# Written exercise:
Select and copy out every line in the records containing "Alumina".

Records that describe figures

%%

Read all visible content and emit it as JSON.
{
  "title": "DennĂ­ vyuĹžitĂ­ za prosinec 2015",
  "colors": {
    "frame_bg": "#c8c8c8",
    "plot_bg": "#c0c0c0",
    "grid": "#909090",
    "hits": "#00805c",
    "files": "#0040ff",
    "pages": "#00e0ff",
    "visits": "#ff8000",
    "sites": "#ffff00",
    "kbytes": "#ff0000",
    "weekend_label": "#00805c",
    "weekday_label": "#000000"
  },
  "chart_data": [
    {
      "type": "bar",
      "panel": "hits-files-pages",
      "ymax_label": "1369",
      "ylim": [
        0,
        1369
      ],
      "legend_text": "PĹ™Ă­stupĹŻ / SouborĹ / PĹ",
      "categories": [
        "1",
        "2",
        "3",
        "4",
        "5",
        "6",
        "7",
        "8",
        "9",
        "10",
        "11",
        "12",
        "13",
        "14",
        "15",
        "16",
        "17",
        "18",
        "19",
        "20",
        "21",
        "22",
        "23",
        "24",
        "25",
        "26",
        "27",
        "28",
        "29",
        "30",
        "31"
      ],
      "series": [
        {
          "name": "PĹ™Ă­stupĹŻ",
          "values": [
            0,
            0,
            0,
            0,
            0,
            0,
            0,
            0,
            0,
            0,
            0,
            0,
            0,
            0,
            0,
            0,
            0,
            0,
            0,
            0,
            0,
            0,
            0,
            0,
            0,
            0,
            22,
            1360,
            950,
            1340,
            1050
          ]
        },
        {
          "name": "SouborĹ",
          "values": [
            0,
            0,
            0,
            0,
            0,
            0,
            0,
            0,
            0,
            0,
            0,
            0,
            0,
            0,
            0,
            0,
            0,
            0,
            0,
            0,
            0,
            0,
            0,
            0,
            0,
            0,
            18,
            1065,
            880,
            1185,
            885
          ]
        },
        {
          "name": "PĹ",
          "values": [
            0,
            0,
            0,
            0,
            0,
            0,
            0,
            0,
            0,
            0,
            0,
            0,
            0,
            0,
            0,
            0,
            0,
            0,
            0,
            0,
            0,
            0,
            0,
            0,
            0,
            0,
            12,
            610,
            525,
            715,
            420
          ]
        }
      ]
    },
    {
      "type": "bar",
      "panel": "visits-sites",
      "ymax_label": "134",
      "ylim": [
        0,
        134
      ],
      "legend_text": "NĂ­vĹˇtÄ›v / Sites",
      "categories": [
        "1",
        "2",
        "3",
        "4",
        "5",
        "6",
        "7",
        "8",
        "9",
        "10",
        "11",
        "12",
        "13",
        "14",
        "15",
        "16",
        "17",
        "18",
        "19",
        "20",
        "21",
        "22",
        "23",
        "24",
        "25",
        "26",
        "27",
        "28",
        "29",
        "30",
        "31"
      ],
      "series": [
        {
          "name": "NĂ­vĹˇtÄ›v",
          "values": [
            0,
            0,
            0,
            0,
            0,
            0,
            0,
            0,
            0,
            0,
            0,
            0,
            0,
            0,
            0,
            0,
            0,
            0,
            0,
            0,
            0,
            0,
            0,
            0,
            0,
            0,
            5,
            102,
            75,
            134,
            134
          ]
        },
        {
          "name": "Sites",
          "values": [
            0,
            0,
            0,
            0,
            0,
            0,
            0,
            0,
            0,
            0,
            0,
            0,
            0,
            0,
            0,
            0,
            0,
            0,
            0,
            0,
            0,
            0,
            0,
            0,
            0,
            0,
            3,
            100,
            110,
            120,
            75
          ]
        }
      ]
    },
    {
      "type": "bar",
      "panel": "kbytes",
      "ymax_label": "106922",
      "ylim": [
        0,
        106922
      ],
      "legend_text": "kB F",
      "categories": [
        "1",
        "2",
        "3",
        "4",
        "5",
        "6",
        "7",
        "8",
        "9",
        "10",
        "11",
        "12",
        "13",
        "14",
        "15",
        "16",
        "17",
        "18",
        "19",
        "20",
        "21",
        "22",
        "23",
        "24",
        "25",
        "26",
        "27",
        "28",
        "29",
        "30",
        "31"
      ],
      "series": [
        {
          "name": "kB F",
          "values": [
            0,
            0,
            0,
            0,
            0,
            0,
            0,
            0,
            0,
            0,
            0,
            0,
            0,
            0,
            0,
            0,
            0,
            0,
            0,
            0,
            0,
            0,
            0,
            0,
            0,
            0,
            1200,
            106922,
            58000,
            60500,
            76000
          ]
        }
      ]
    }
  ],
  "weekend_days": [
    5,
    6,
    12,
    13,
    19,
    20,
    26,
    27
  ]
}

%%
%%

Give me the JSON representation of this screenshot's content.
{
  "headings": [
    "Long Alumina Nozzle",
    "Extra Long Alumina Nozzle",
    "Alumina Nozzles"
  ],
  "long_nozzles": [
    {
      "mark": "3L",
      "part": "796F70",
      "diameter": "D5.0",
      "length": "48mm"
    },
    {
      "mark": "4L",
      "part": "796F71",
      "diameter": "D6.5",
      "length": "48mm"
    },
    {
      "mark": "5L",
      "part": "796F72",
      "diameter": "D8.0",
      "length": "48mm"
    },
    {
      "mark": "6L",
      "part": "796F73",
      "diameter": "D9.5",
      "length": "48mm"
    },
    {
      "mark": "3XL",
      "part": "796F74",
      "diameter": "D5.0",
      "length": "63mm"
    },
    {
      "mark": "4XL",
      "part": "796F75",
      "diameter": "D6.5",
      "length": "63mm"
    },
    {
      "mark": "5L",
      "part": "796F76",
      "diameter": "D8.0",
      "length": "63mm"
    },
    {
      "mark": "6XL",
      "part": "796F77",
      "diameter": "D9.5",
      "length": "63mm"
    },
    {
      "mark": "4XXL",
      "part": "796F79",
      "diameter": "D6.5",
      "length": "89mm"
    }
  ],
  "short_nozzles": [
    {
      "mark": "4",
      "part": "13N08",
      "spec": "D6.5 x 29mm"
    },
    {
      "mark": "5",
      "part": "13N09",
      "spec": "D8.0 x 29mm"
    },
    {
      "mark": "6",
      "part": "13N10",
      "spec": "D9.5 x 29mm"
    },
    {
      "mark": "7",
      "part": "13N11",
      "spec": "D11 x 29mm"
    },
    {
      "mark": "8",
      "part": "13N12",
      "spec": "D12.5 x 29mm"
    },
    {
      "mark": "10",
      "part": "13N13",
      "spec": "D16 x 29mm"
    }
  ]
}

%%
%%

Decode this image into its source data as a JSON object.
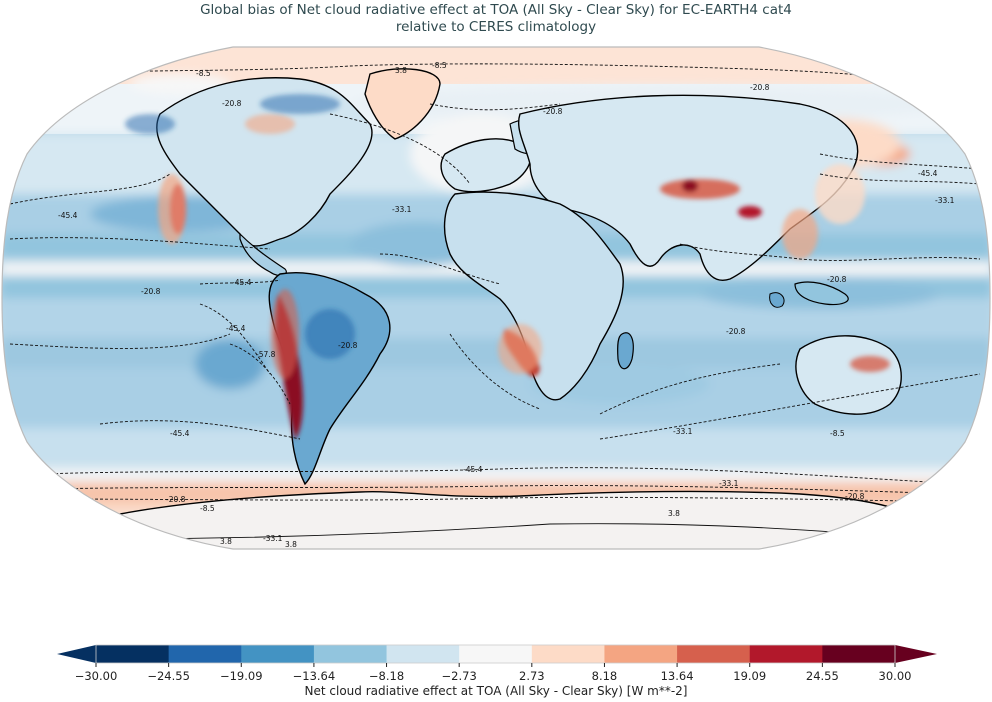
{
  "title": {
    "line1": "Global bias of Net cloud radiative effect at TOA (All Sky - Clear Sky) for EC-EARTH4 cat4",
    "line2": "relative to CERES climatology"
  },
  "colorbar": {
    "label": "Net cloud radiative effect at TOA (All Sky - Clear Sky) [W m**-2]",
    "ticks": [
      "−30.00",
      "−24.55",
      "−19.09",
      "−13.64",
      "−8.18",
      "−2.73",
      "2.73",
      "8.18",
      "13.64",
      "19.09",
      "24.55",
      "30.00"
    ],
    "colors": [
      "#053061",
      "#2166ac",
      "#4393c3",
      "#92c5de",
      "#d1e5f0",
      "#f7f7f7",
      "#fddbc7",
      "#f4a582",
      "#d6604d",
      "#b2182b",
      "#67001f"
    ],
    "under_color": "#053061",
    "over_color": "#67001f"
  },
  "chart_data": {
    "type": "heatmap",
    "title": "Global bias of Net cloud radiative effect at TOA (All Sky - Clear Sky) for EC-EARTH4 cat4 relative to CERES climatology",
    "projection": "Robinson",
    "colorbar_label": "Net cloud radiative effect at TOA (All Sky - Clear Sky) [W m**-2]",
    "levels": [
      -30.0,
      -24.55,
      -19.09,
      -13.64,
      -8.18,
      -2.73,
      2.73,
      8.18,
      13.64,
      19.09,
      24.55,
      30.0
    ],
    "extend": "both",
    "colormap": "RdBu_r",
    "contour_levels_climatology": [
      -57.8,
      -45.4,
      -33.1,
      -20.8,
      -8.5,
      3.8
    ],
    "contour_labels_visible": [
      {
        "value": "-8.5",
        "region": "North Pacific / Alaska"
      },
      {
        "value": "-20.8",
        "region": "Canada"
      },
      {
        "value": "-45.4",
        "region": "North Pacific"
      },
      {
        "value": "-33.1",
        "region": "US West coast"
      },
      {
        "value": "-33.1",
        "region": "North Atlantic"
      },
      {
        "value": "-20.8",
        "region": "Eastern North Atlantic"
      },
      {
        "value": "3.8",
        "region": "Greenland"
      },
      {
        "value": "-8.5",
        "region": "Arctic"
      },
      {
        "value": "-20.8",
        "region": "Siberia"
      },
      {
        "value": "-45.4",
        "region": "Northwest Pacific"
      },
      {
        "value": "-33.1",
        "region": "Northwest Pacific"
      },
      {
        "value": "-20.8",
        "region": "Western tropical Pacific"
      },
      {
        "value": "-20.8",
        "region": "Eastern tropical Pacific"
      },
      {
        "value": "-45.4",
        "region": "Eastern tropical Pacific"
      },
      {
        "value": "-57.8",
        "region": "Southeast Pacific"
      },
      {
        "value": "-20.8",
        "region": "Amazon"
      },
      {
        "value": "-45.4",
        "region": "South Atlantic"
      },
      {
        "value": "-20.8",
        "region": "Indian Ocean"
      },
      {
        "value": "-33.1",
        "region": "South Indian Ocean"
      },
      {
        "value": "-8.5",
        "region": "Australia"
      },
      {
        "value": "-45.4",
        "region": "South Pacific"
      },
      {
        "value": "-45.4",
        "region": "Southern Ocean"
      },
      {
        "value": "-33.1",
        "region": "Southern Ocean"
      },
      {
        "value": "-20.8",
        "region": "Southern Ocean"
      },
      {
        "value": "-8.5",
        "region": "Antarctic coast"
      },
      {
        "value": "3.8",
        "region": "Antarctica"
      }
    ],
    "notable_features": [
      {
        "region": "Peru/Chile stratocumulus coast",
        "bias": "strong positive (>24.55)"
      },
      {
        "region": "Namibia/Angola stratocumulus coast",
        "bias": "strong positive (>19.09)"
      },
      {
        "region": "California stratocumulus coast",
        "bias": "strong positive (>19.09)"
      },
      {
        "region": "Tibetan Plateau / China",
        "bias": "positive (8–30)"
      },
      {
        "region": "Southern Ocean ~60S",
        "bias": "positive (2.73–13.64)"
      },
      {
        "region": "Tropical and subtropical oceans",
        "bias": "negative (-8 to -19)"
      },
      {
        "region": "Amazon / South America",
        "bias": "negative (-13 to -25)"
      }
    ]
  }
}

%%

# Full solution:
    "Long Alumina Nozzle",
    "Extra Long Alumina Nozzle",
    "Alumina Nozzles"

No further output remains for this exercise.